## REQUIRED TASK
Pick out every line with the word "website" and copy it.
— Begin DATA FOR THIS EXERCISE —
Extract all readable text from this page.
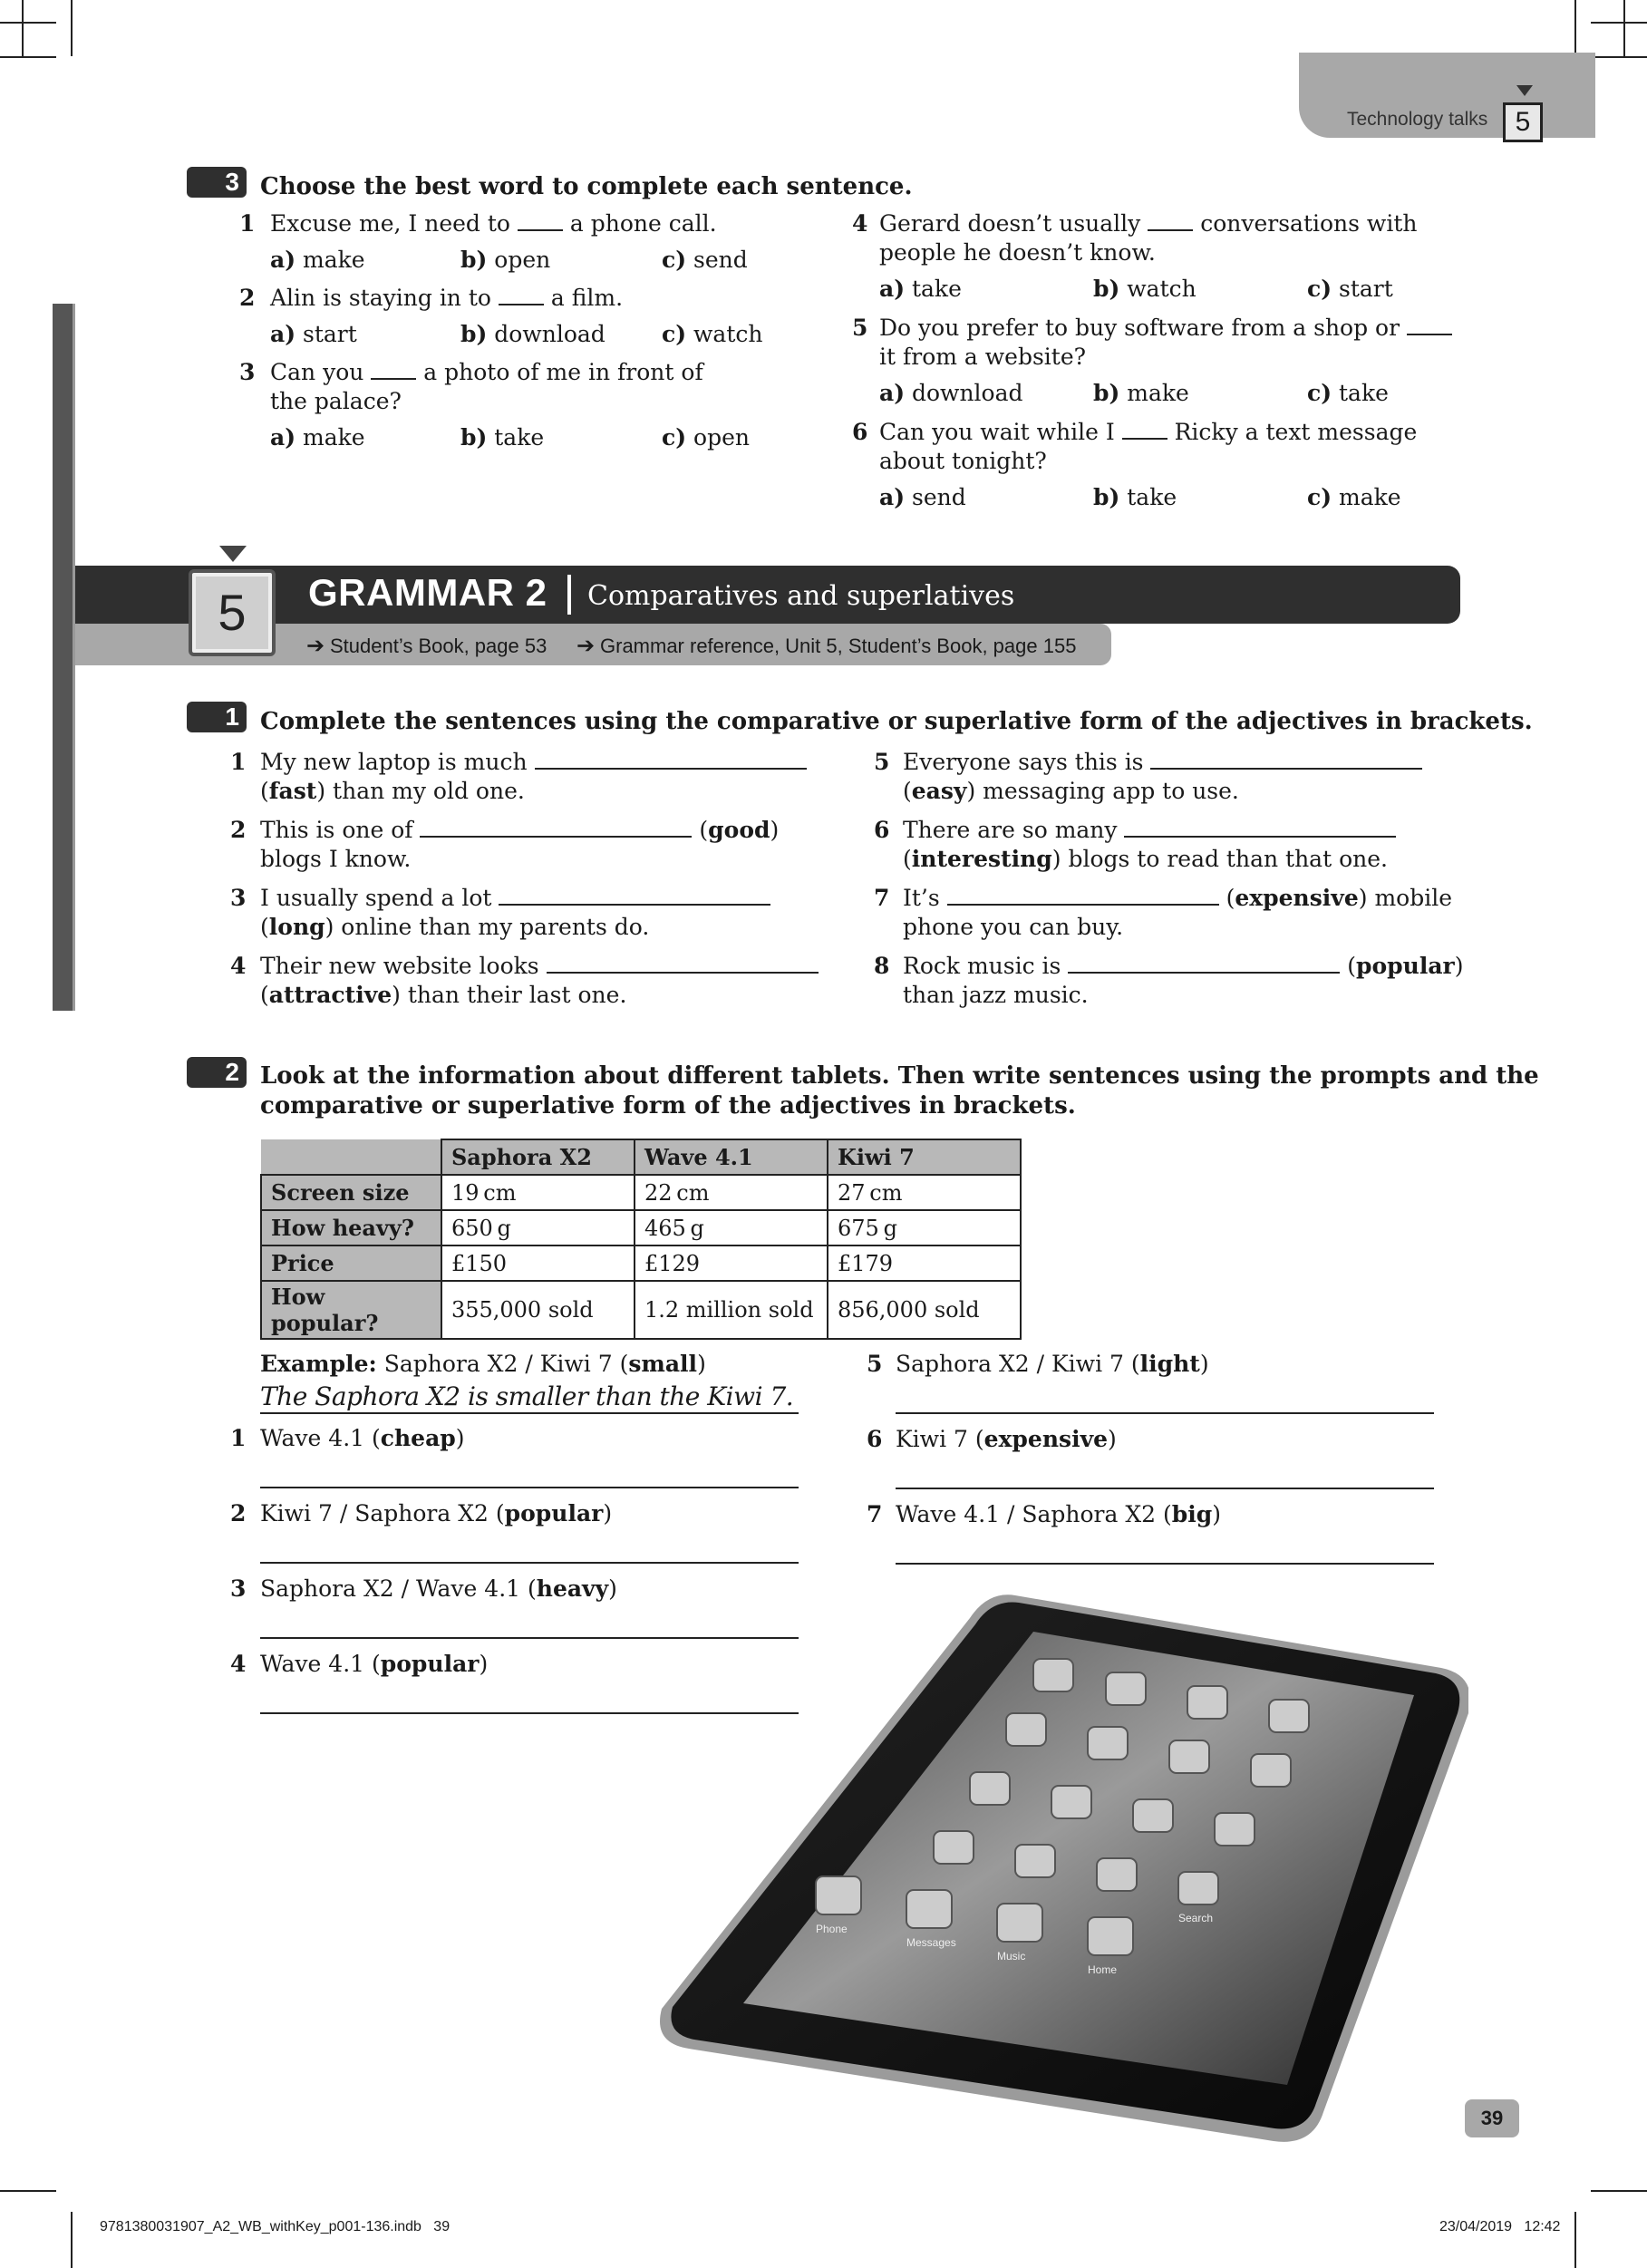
Technology talks	5
3 Choose the best word to complete each sentence.
1 Excuse me, I need to  a phone call.
a) make	b) open	c) send
2 Alin is staying in to  a film.
a) start	b) download c) watch
3 Can you  a photo of me in front of
the palace?
a) make	b) take	c) open
4 Gerard doesn’t usually  conversations with
people he doesn’t know.
a) take	b) watch	c) start
5 Do you prefer to buy software from a shop or
it from a website?
a) download	b) make	c) take
6 Can you wait while I  Ricky a text message
about tonight?
a) send	b) take	c) make
5	GRAMMAR 2 Comparatives and superlatives
➔ Student’s Book, page 53 ➔ Grammar reference, Unit 5, Student’s Book, page 155
1 Complete the sentences using the comparative or superlative form of the adjectives in brackets.
1 My new laptop is much
(fast) than my old one.
2 This is one of	(good)
blogs I know.
3 I usually spend a lot
(long) online than my parents do.
4 Their new website looks
(attractive) than their last one.
5 Everyone says this is
(easy) messaging app to use.
6 There are so many
(interesting) blogs to read than that one.
7 It’s	(expensive) mobile
phone you can buy.
8 Rock music is	(popular)
than jazz music.
2 Look at the information about different tablets. Then write sentences using the prompts and the
comparative or superlative form of the adjectives in brackets.
	Saphora X2	Wave 4.1	Kiwi 7
Screen size	19 cm	22 cm	27 cm
How heavy?	650 g	465 g	675 g
Price	£150	£129	£179
How popular?	355,000 sold	1.2 million sold	856,000 sold
Example: Saphora X2 / Kiwi 7 (small)
The Saphora X2 is smaller than the Kiwi 7.
1 Wave 4.1 (cheap)
2 Kiwi 7 / Saphora X2 (popular)
3 Saphora X2 / Wave 4.1 (heavy)
4 Wave 4.1 (popular)
5 Saphora X2 / Kiwi 7 (light)
6 Kiwi 7 (expensive)
7 Wave 4.1 / Saphora X2 (big)
Phone
Messages
Music
Home
Search
39
9781380031907_A2_WB_withKey_p001-136.indb   39	23/04/2019   12:42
— End DATA FOR THIS EXERCISE —
## FINISHED EXERCISE
it from a website?
4 Their new website looks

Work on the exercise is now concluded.